### TO DO:
Output the data exactly, with every line intact.

### DATASET RECORDS:

------------------------------------------------------------

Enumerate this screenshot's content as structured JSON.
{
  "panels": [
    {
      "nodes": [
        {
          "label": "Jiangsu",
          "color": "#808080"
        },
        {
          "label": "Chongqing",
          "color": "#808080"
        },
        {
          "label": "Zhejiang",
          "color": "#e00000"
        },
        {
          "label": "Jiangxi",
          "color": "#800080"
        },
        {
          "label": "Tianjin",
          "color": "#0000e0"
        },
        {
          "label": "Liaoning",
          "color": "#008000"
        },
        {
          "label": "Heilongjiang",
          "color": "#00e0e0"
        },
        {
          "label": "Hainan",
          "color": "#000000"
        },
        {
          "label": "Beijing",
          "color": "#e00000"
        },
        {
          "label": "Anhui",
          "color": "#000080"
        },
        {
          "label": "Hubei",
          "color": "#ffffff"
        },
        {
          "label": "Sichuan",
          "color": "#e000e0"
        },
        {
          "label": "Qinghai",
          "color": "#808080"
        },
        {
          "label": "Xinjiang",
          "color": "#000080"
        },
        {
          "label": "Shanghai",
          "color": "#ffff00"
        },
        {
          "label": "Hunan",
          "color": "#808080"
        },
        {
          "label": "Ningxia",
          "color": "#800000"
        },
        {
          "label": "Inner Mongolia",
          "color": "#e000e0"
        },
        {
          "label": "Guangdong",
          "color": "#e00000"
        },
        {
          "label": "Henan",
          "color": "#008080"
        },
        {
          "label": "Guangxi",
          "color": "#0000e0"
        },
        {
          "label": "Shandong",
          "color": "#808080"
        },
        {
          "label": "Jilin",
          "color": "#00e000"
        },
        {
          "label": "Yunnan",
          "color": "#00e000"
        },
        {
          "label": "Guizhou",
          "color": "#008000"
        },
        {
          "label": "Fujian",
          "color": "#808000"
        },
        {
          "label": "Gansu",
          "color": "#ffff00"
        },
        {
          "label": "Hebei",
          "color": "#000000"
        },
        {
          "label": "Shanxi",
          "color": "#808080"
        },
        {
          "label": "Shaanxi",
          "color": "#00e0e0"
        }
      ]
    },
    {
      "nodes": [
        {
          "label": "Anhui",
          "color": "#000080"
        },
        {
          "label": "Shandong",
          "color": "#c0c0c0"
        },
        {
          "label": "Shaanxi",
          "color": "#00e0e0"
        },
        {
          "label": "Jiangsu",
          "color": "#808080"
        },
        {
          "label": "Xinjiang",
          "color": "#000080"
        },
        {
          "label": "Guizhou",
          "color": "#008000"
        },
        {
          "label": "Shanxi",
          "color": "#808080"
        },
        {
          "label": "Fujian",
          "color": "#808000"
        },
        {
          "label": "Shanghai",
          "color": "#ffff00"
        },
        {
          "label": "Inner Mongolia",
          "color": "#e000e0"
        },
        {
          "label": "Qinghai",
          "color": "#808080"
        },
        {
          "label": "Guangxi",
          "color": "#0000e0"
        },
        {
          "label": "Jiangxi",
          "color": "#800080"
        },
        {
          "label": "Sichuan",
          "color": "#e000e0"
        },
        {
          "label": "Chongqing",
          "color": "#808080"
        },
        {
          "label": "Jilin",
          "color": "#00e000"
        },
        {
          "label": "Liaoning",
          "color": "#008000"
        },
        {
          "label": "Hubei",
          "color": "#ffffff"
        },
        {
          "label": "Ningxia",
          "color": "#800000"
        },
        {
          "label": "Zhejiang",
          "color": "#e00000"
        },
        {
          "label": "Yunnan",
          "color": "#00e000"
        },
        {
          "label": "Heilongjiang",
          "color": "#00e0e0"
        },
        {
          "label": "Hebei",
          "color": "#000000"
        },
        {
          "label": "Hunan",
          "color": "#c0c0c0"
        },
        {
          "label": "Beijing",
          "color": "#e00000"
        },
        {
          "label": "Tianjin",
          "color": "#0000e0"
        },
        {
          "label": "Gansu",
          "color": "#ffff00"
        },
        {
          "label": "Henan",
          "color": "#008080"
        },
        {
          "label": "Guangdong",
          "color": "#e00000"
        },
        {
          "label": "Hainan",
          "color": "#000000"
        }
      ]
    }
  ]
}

------------------------------------------------------------

### SOLUTION:
Enumerate this screenshot's content as structured JSON.
{
  "panels": [
    {
      "nodes": [
        {
          "label": "Jiangsu",
          "color": "#808080"
        },
        {
          "label": "Chongqing",
          "color": "#808080"
        },
        {
          "label": "Zhejiang",
          "color": "#e00000"
        },
        {
          "label": "Jiangxi",
          "color": "#800080"
        },
        {
          "label": "Tianjin",
          "color": "#0000e0"
        },
        {
          "label": "Liaoning",
          "color": "#008000"
        },
        {
          "label": "Heilongjiang",
          "color": "#00e0e0"
        },
        {
          "label": "Hainan",
          "color": "#000000"
        },
        {
          "label": "Beijing",
          "color": "#e00000"
        },
        {
          "label": "Anhui",
          "color": "#000080"
        },
        {
          "label": "Hubei",
          "color": "#ffffff"
        },
        {
          "label": "Sichuan",
          "color": "#e000e0"
        },
        {
          "label": "Qinghai",
          "color": "#808080"
        },
        {
          "label": "Xinjiang",
          "color": "#000080"
        },
        {
          "label": "Shanghai",
          "color": "#ffff00"
        },
        {
          "label": "Hunan",
          "color": "#808080"
        },
        {
          "label": "Ningxia",
          "color": "#800000"
        },
        {
          "label": "Inner Mongolia",
          "color": "#e000e0"
        },
        {
          "label": "Guangdong",
          "color": "#e00000"
        },
        {
          "label": "Henan",
          "color": "#008080"
        },
        {
          "label": "Guangxi",
          "color": "#0000e0"
        },
        {
          "label": "Shandong",
          "color": "#808080"
        },
        {
          "label": "Jilin",
          "color": "#00e000"
        },
        {
          "label": "Yunnan",
          "color": "#00e000"
        },
        {
          "label": "Guizhou",
          "color": "#008000"
        },
        {
          "label": "Fujian",
          "color": "#808000"
        },
        {
          "label": "Gansu",
          "color": "#ffff00"
        },
        {
          "label": "Hebei",
          "color": "#000000"
        },
        {
          "label": "Shanxi",
          "color": "#808080"
        },
        {
          "label": "Shaanxi",
          "color": "#00e0e0"
        }
      ]
    },
    {
      "nodes": [
        {
          "label": "Anhui",
          "color": "#000080"
        },
        {
          "label": "Shandong",
          "color": "#c0c0c0"
        },
        {
          "label": "Shaanxi",
          "color": "#00e0e0"
        },
        {
          "label": "Jiangsu",
          "color": "#808080"
        },
        {
          "label": "Xinjiang",
          "color": "#000080"
        },
        {
          "label": "Guizhou",
          "color": "#008000"
        },
        {
          "label": "Shanxi",
          "color": "#808080"
        },
        {
          "label": "Fujian",
          "color": "#808000"
        },
        {
          "label": "Shanghai",
          "color": "#ffff00"
        },
        {
          "label": "Inner Mongolia",
          "color": "#e000e0"
        },
        {
          "label": "Qinghai",
          "color": "#808080"
        },
        {
          "label": "Guangxi",
          "color": "#0000e0"
        },
        {
          "label": "Jiangxi",
          "color": "#800080"
        },
        {
          "label": "Sichuan",
          "color": "#e000e0"
        },
        {
          "label": "Chongqing",
          "color": "#808080"
        },
        {
          "label": "Jilin",
          "color": "#00e000"
        },
        {
          "label": "Liaoning",
          "color": "#008000"
        },
        {
          "label": "Hubei",
          "color": "#ffffff"
        },
        {
          "label": "Ningxia",
          "color": "#800000"
        },
        {
          "label": "Zhejiang",
          "color": "#e00000"
        },
        {
          "label": "Yunnan",
          "color": "#00e000"
        },
        {
          "label": "Heilongjiang",
          "color": "#00e0e0"
        },
        {
          "label": "Hebei",
          "color": "#000000"
        },
        {
          "label": "Hunan",
          "color": "#c0c0c0"
        },
        {
          "label": "Beijing",
          "color": "#e00000"
        },
        {
          "label": "Tianjin",
          "color": "#0000e0"
        },
        {
          "label": "Gansu",
          "color": "#ffff00"
        },
        {
          "label": "Henan",
          "color": "#008080"
        },
        {
          "label": "Guangdong",
          "color": "#e00000"
        },
        {
          "label": "Hainan",
          "color": "#000000"
        }
      ]
    }
  ]
}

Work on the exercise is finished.